» EXERCISE TASK
Retype all the records with nothing changed.

(Excerpt from a dataset)
=====
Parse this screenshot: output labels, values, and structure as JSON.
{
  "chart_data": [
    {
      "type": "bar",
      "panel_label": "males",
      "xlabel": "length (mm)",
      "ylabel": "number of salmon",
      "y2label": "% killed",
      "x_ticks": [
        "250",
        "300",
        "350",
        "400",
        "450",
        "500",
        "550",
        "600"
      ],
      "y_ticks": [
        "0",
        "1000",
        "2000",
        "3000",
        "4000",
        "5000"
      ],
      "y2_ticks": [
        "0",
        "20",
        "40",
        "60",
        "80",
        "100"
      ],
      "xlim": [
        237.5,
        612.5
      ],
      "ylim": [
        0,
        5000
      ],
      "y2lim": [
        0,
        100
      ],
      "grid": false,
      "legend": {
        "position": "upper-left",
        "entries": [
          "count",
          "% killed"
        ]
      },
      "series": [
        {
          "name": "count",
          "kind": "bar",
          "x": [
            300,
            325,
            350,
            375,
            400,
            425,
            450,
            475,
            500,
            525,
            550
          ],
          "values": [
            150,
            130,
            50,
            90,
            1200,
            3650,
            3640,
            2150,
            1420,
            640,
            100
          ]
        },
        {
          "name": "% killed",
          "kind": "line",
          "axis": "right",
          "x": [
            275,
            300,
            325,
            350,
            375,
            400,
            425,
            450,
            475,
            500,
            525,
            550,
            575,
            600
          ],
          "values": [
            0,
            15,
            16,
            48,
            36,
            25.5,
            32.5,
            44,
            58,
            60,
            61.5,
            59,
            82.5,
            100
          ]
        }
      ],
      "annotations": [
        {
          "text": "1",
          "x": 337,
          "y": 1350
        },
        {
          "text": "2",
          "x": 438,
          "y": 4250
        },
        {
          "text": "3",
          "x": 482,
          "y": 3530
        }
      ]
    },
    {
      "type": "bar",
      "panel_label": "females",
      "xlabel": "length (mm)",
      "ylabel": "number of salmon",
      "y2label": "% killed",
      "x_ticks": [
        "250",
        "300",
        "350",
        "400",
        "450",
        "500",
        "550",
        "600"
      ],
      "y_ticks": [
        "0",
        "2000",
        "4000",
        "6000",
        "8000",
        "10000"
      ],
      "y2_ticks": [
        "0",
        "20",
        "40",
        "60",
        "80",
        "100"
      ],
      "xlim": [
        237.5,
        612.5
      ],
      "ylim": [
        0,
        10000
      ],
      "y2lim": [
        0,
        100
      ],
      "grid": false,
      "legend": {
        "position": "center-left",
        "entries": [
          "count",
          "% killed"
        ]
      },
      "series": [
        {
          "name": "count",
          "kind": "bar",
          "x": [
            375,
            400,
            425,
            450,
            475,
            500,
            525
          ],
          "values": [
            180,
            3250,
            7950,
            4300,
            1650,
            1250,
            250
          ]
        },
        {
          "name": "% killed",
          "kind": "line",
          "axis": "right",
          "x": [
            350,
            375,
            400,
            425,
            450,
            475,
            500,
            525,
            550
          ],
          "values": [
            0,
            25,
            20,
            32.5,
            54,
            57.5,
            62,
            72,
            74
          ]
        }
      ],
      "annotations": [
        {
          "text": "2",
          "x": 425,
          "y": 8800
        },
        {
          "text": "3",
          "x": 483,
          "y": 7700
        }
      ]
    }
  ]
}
=====
» TASK RESPONSE
Parse this screenshot: output labels, values, and structure as JSON.
{
  "chart_data": [
    {
      "type": "bar",
      "panel_label": "males",
      "xlabel": "length (mm)",
      "ylabel": "number of salmon",
      "y2label": "% killed",
      "x_ticks": [
        "250",
        "300",
        "350",
        "400",
        "450",
        "500",
        "550",
        "600"
      ],
      "y_ticks": [
        "0",
        "1000",
        "2000",
        "3000",
        "4000",
        "5000"
      ],
      "y2_ticks": [
        "0",
        "20",
        "40",
        "60",
        "80",
        "100"
      ],
      "xlim": [
        237.5,
        612.5
      ],
      "ylim": [
        0,
        5000
      ],
      "y2lim": [
        0,
        100
      ],
      "grid": false,
      "legend": {
        "position": "upper-left",
        "entries": [
          "count",
          "% killed"
        ]
      },
      "series": [
        {
          "name": "count",
          "kind": "bar",
          "x": [
            300,
            325,
            350,
            375,
            400,
            425,
            450,
            475,
            500,
            525,
            550
          ],
          "values": [
            150,
            130,
            50,
            90,
            1200,
            3650,
            3640,
            2150,
            1420,
            640,
            100
          ]
        },
        {
          "name": "% killed",
          "kind": "line",
          "axis": "right",
          "x": [
            275,
            300,
            325,
            350,
            375,
            400,
            425,
            450,
            475,
            500,
            525,
            550,
            575,
            600
          ],
          "values": [
            0,
            15,
            16,
            48,
            36,
            25.5,
            32.5,
            44,
            58,
            60,
            61.5,
            59,
            82.5,
            100
          ]
        }
      ],
      "annotations": [
        {
          "text": "1",
          "x": 337,
          "y": 1350
        },
        {
          "text": "2",
          "x": 438,
          "y": 4250
        },
        {
          "text": "3",
          "x": 482,
          "y": 3530
        }
      ]
    },
    {
      "type": "bar",
      "panel_label": "females",
      "xlabel": "length (mm)",
      "ylabel": "number of salmon",
      "y2label": "% killed",
      "x_ticks": [
        "250",
        "300",
        "350",
        "400",
        "450",
        "500",
        "550",
        "600"
      ],
      "y_ticks": [
        "0",
        "2000",
        "4000",
        "6000",
        "8000",
        "10000"
      ],
      "y2_ticks": [
        "0",
        "20",
        "40",
        "60",
        "80",
        "100"
      ],
      "xlim": [
        237.5,
        612.5
      ],
      "ylim": [
        0,
        10000
      ],
      "y2lim": [
        0,
        100
      ],
      "grid": false,
      "legend": {
        "position": "center-left",
        "entries": [
          "count",
          "% killed"
        ]
      },
      "series": [
        {
          "name": "count",
          "kind": "bar",
          "x": [
            375,
            400,
            425,
            450,
            475,
            500,
            525
          ],
          "values": [
            180,
            3250,
            7950,
            4300,
            1650,
            1250,
            250
          ]
        },
        {
          "name": "% killed",
          "kind": "line",
          "axis": "right",
          "x": [
            350,
            375,
            400,
            425,
            450,
            475,
            500,
            525,
            550
          ],
          "values": [
            0,
            25,
            20,
            32.5,
            54,
            57.5,
            62,
            72,
            74
          ]
        }
      ],
      "annotations": [
        {
          "text": "2",
          "x": 425,
          "y": 8800
        },
        {
          "text": "3",
          "x": 483,
          "y": 7700
        }
      ]
    }
  ]
}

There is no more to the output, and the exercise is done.